Region and label listings
"""
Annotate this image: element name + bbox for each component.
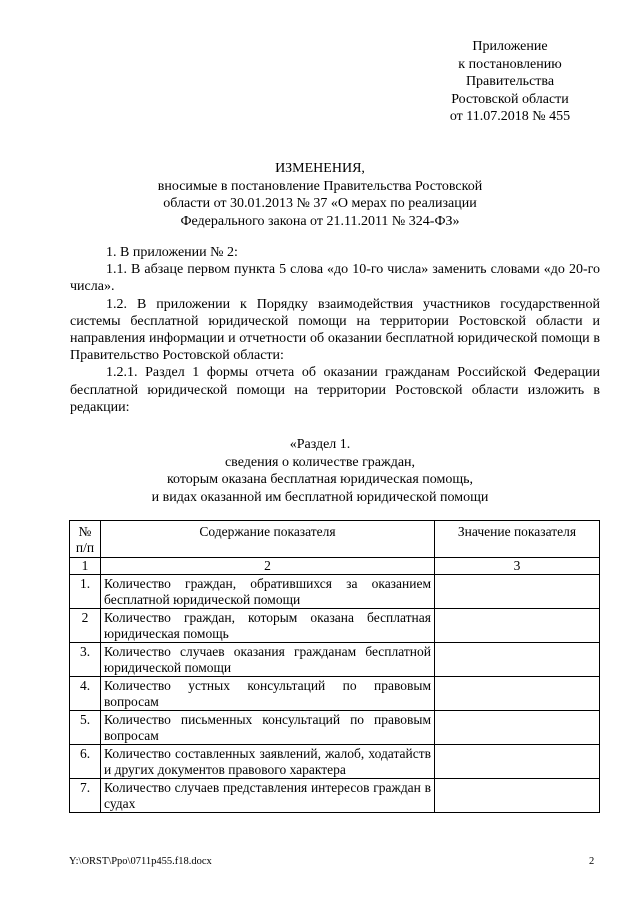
table-row [70, 575, 600, 609]
row-content: Количество граждан, которым оказана бесплатная юридическая помощь [101, 609, 435, 643]
header-number-line1: № [78, 524, 92, 539]
title-line: вносимые в постановление Правительства Ростовской [157, 178, 483, 194]
section-line: и видах оказанной им бесплатной юридической помощи [151, 489, 489, 505]
row-number: 1. [70, 575, 101, 609]
table-row [70, 677, 600, 711]
section-line: которым оказана бесплатная юридическая помощь, [166, 472, 474, 487]
row-value [435, 677, 600, 711]
row-number: 4. [70, 677, 101, 711]
row-value [435, 609, 600, 643]
paragraph: 1. В приложении № 2: [106, 245, 238, 260]
row-number: 3. [70, 643, 101, 677]
paragraph: 1.1. В абзаце первом пункта 5 слова «до 10-го числа» заменить словами «до 20-го числа». [70, 262, 600, 295]
column-number-row [70, 558, 600, 575]
page-number: 2 [589, 856, 595, 867]
row-value [435, 643, 600, 677]
row-content: Количество устных консультаций по правовым вопросам [101, 677, 435, 711]
paragraph: 1.2. В приложении к Порядку взаимодействия участников государственной системы бесплатной юридической помощи на территории Ростовской области и направления информации и отчетности об оказании бесплатной юридической помощи в Правительство Ростовской области: [70, 296, 600, 364]
row-content: Количество случаев представления интересов граждан в судах [101, 779, 435, 813]
table-header-row [70, 521, 600, 558]
row-number: 7. [70, 779, 101, 813]
column-number: 1 [70, 558, 101, 575]
section-heading [110, 436, 530, 506]
appendix-line: Приложение [472, 39, 548, 54]
appendix-line: Ростовской области [451, 91, 569, 107]
title-line: области от 30.01.2013 № 37 «О мерах по реализации [163, 196, 477, 211]
table-row [70, 745, 600, 779]
row-number: 5. [70, 711, 101, 745]
row-value [435, 575, 600, 609]
document-body [70, 244, 600, 416]
table-row [70, 643, 600, 677]
paragraph: 1.2.1. Раздел 1 формы отчета об оказании гражданам Российской Федерации бесплатной юридической помощи на территории Ростовской области изложить в редакции: [70, 365, 600, 415]
row-value [435, 779, 600, 813]
row-value [435, 711, 600, 745]
header-number-line2: п/п [75, 539, 95, 555]
table-row [70, 609, 600, 643]
table-row [70, 711, 600, 745]
row-content: Количество составленных заявлений, жалоб, ходатайств и других документов правового характера [101, 745, 435, 779]
column-number: 3 [435, 558, 600, 575]
header-number [70, 521, 101, 558]
document-title [110, 160, 530, 230]
row-content: Количество граждан, обратившихся за оказанием бесплатной юридической помощи [101, 575, 435, 609]
header-content: Содержание показателя [101, 521, 435, 558]
row-number: 6. [70, 745, 101, 779]
appendix-line: Правительства [465, 74, 555, 89]
indicators-table [69, 520, 600, 813]
appendix-line: от 11.07.2018 № 455 [449, 109, 571, 124]
header-value: Значение показателя [435, 521, 600, 558]
section-line: сведения о количестве граждан, [224, 454, 416, 470]
footer-file-path: Y:\ORST\Ppo\0711p455.f18.docx [69, 856, 212, 867]
row-content: Количество письменных консультаций по правовым вопросам [101, 711, 435, 745]
row-content: Количество случаев оказания гражданам бесплатной юридической помощи [101, 643, 435, 677]
table-row [70, 779, 600, 813]
appendix-line: к постановлению [458, 56, 562, 72]
row-value [435, 745, 600, 779]
row-number: 2 [70, 609, 101, 643]
column-number: 2 [101, 558, 435, 575]
title-heading: ИЗМЕНЕНИЯ, [275, 161, 365, 176]
title-line: Федерального закона от 21.11.2011 № 324-ФЗ» [180, 213, 460, 229]
section-line: «Раздел 1. [289, 437, 351, 452]
appendix-note [420, 38, 600, 126]
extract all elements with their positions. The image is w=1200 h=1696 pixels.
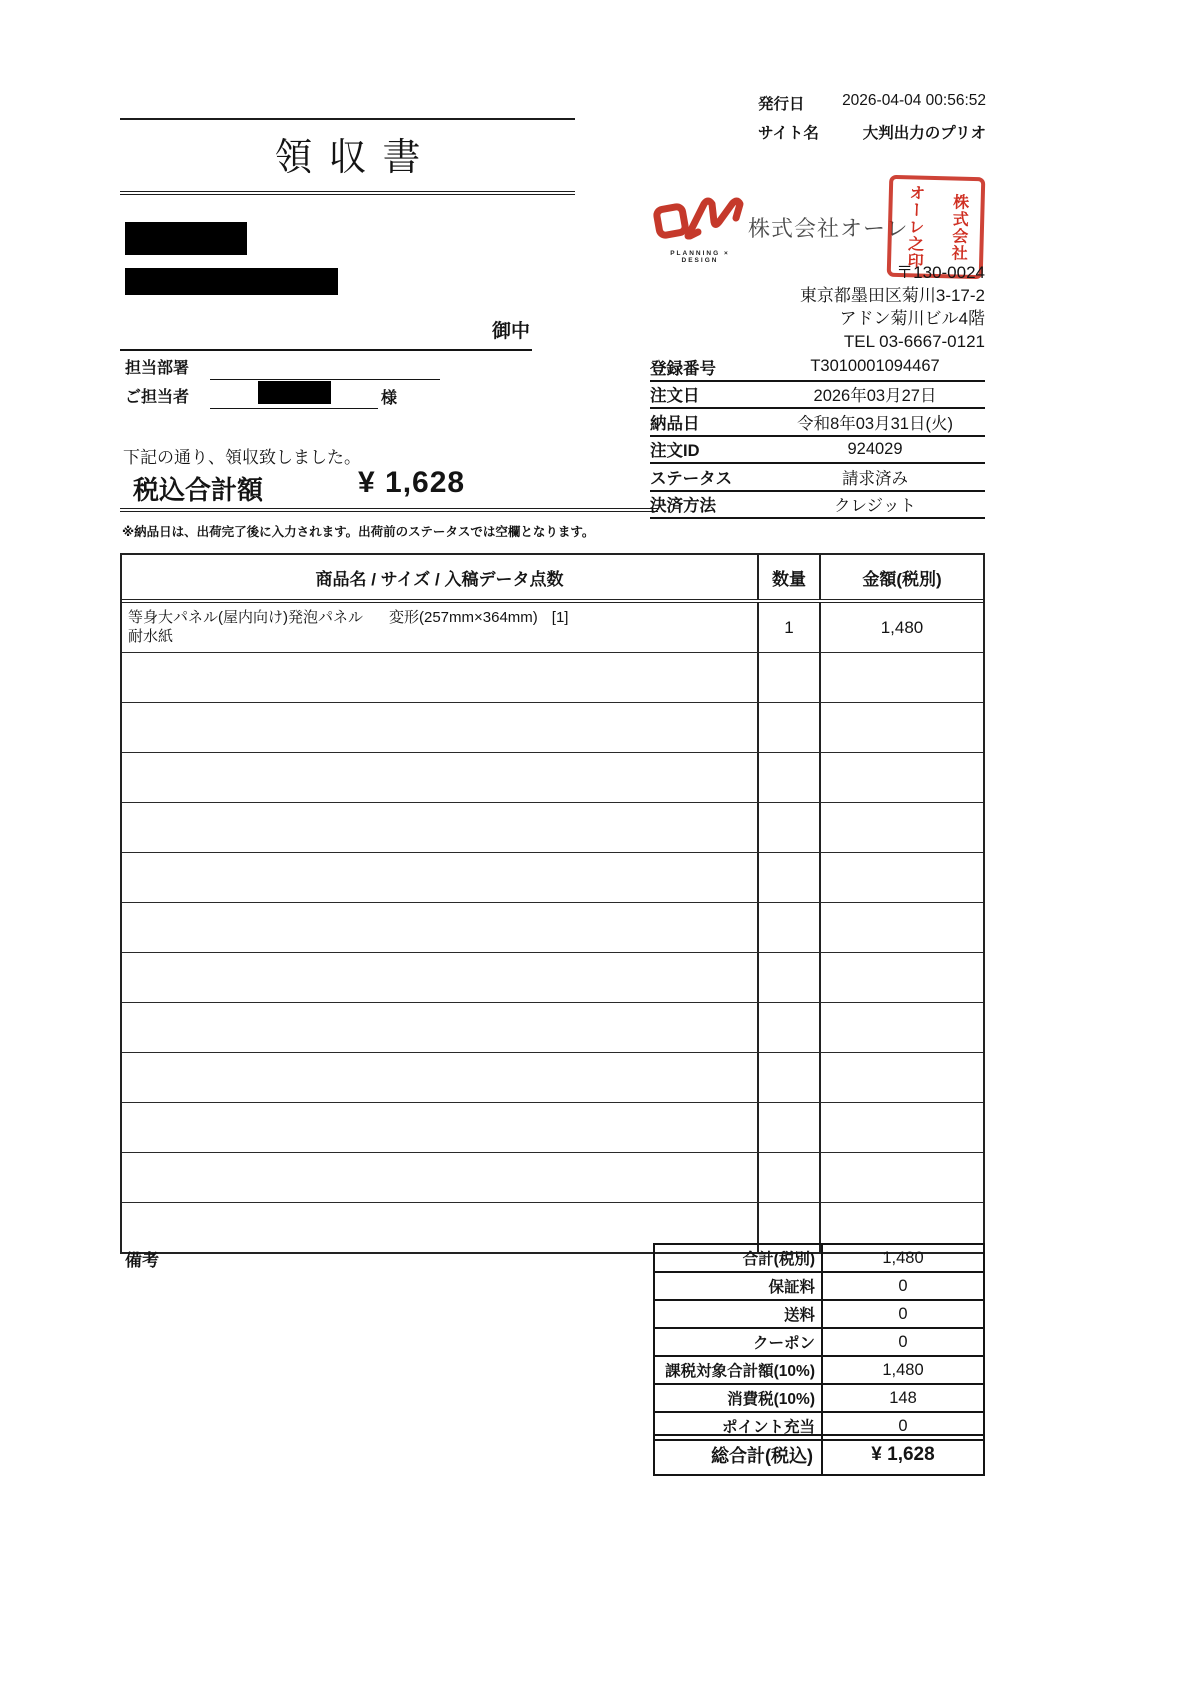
title-block [120,118,575,195]
page-title: 領収書 [274,137,437,179]
empty-product-cell [122,1003,759,1052]
issue-date-label: 発行日 [758,96,805,113]
remarks-label: 備考 [125,1251,159,1270]
total-incl-tax-amount: ¥ 1,628 [358,466,466,499]
order-info-label: 決済方法 [650,497,716,516]
summary-value: 0 [898,1304,908,1323]
summary-value: 1,480 [882,1248,924,1267]
summary-value: 1,480 [882,1360,924,1379]
empty-product-cell [122,653,759,702]
summary-value: 148 [889,1388,917,1407]
empty-qty-cell [759,953,821,1002]
site-name-value: 大判出力のプリオ [862,125,986,142]
company-address-line1: 東京都墨田区菊川3-17-2 [799,286,985,305]
item-row-empty [122,953,983,1003]
item-product-line1 [128,609,568,628]
total-incl-tax-label: 税込合計額 [133,475,264,505]
issue-date-row [758,92,986,114]
summary-label: ポイント充当 [655,1413,823,1439]
stamp-text-col1: 株式会社 [949,193,968,262]
company-logo [652,192,748,264]
item-row-empty [122,653,983,703]
empty-qty-cell [759,1153,821,1202]
empty-qty-cell [759,653,821,702]
empty-product-cell [122,903,759,952]
empty-qty-cell [759,1103,821,1152]
empty-product-cell [122,803,759,852]
header-product: 商品名 / サイズ / 入稿データ点数 [122,555,759,599]
dept-label: 担当部署 [125,360,190,377]
item-row-empty [122,1103,983,1153]
redacted-address [125,268,338,295]
empty-amount-cell [821,1153,983,1202]
item-row-empty [122,1003,983,1053]
item-row [122,603,983,653]
order-info-label: ステータス [650,469,733,488]
stamp-text-col2: オーレ之印 [904,183,925,270]
item-row-empty [122,1153,983,1203]
summary-row [655,1301,983,1329]
item-spec: 変形(257mm×364mm) [389,608,538,626]
receipt-statement: 下記の通り、領収致しました。 [123,448,361,467]
item-row-empty [122,803,983,853]
item-data-count: [1] [551,608,569,626]
company-address-line2: アドン菊川ビル4階 [839,309,985,328]
empty-qty-cell [759,753,821,802]
grand-total-label: 総合計(税込) [655,1436,823,1474]
order-info-row [650,409,985,437]
item-row-empty [122,703,983,753]
empty-amount-cell [821,1003,983,1052]
order-info-row [650,382,985,410]
summary-label: 課税対象合計額(10%) [655,1357,823,1383]
item-name: 等身大パネル(屋内向け)発泡パネル [128,608,363,626]
summary-row [655,1245,983,1273]
order-info-label: 注文日 [650,387,700,406]
item-qty: 1 [759,603,821,652]
order-info-row [650,464,985,492]
order-info-value: クレジット [833,497,917,516]
empty-product-cell [122,1103,759,1152]
person-label: ご担当者 [125,389,190,406]
summary-label: 合計(税別) [655,1245,823,1271]
summary-row [655,1329,983,1357]
empty-product-cell [122,1053,759,1102]
empty-qty-cell [759,1053,821,1102]
onchu-honorific: 御中 [491,321,530,342]
order-info-label: 納品日 [650,414,700,433]
item-product-cell [122,603,759,652]
sama-honorific: 様 [381,390,398,407]
empty-qty-cell [759,903,821,952]
items-table [120,553,985,1254]
redacted-company-name [125,222,247,255]
redacted-person-name [258,381,331,404]
order-info-value: T3010001094467 [810,357,940,376]
order-info-value: 924029 [847,439,903,458]
company-address-block [700,261,985,353]
empty-amount-cell [821,803,983,852]
item-material: 耐水紙 [128,627,174,645]
site-name-label: サイト名 [758,125,819,142]
order-info-row [650,354,985,382]
company-name: 株式会社オーレ [748,216,909,241]
grand-total-value: ¥ 1,628 [871,1444,935,1465]
order-info-table [650,354,985,519]
empty-amount-cell [821,753,983,802]
grand-total-row [653,1434,985,1476]
summary-row [655,1357,983,1385]
company-logo-subtext: PLANNING × DESIGN [670,250,730,264]
item-amount: 1,480 [880,617,924,637]
empty-amount-cell [821,853,983,902]
empty-amount-cell [821,1053,983,1102]
person-underline [210,408,378,409]
item-product-text [128,609,568,647]
order-info-value: 2026年03月27日 [813,387,937,406]
summary-label: 消費税(10%) [655,1385,823,1411]
summary-value: 0 [898,1276,908,1295]
summary-row [655,1385,983,1413]
summary-label: 送料 [655,1301,823,1327]
site-name-row [758,121,986,143]
items-table-header [122,555,983,603]
empty-qty-cell [759,703,821,752]
empty-qty-cell [759,803,821,852]
issue-meta [758,92,986,150]
order-info-value: 令和8年03月31日(火) [797,414,953,433]
empty-amount-cell [821,1103,983,1152]
empty-amount-cell [821,703,983,752]
company-postal: 〒130-0024 [896,263,985,282]
delivery-date-note: ※納品日は、出荷完了後に入力されます。出荷前のステータスでは空欄となります。 [122,525,595,539]
summary-value: 0 [898,1332,908,1351]
empty-qty-cell [759,853,821,902]
item-row-empty [122,1053,983,1103]
empty-product-cell [122,853,759,902]
issue-date-value: 2026-04-04 00:56:52 [842,92,986,109]
summary-label: クーポン [655,1329,823,1355]
item-row-empty [122,853,983,903]
empty-product-cell [122,1153,759,1202]
company-logo-icon [652,192,748,244]
summary-row [655,1273,983,1301]
company-tel: TEL 03-6667-0121 [843,332,985,351]
summary-label: 保証料 [655,1273,823,1299]
empty-product-cell [122,703,759,752]
order-info-row [650,492,985,520]
empty-qty-cell [759,1003,821,1052]
order-info-label: 登録番号 [650,359,716,378]
dept-underline [210,379,440,380]
empty-amount-cell [821,953,983,1002]
empty-amount-cell [821,903,983,952]
items-table-body [122,603,983,1252]
order-info-value: 請求済み [842,469,908,488]
empty-product-cell [122,753,759,802]
item-row-empty [122,903,983,953]
total-underline [120,508,658,512]
header-amount: 金額(税別) [862,569,942,589]
summary-value: 0 [898,1416,908,1435]
header-qty: 数量 [759,555,821,599]
order-info-row [650,437,985,465]
item-row-empty [122,753,983,803]
empty-amount-cell [821,653,983,702]
empty-product-cell [122,953,759,1002]
order-info-label: 注文ID [650,442,700,461]
recipient-underline [120,349,532,351]
summary-table [653,1243,985,1441]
"""
Arrange the lines from the line with "table-row [70, 575, 600, 609]" to the line with "table-row [70, 643, 600, 677]", both included, as a numbered list, leaving out any blank lines.

### Exercise answer
1. table-row [70, 575, 600, 609]
2. row-content: Количество граждан, которым оказана бесплатная юридическая помощь [101, 609, 435, 643]
3. header-number-line1: № [78, 524, 92, 539]
4. title-line: вносимые в постановление Правительства Ростовской [157, 178, 483, 194]
5. section-line: и видах оказанной им бесплатной юридической помощи [151, 489, 489, 505]
6. row-number: 1. [70, 575, 101, 609]
7. table-row [70, 677, 600, 711]
8. section-line: которым оказана бесплатная юридическая помощь, [166, 472, 474, 487]
9. row-value [435, 677, 600, 711]
10. row-number: 4. [70, 677, 101, 711]
11. row-value [435, 609, 600, 643]
12. paragraph: 1. В приложении № 2: [106, 245, 238, 260]
13. row-number: 3. [70, 643, 101, 677]
14. paragraph: 1.1. В абзаце первом пункта 5 слова «до 10-го числа» заменить словами «до 20-го числа». [70, 262, 600, 295]
15. column-number-row [70, 558, 600, 575]
16. page-number: 2 [589, 856, 595, 867]
17. row-value [435, 643, 600, 677]
18. row-content: Количество устных консультаций по правовым вопросам [101, 677, 435, 711]
19. paragraph: 1.2. В приложении к Порядку взаимодействия участников государственной системы бесплатной юридической помощи на территории Ростовской области и направления информации и отчетности об оказании бесплатной юридической помощи в Правительство Ростовской области: [70, 296, 600, 364]
20. row-content: Количество случаев представления интересов граждан в судах [101, 779, 435, 813]
21. table-header-row [70, 521, 600, 558]
22. row-number: 7. [70, 779, 101, 813]
23. column-number: 1 [70, 558, 101, 575]
24. section-heading [110, 436, 530, 506]
25. appendix-line: Приложение [472, 39, 548, 54]
26. appendix-line: Ростовской области [451, 91, 569, 107]
27. title-line: области от 30.01.2013 № 37 «О мерах по реализации [163, 196, 477, 211]
28. table-row [70, 745, 600, 779]
29. row-number: 5. [70, 711, 101, 745]
30. row-value [435, 575, 600, 609]
31. document-body [70, 244, 600, 416]
32. table-row [70, 643, 600, 677]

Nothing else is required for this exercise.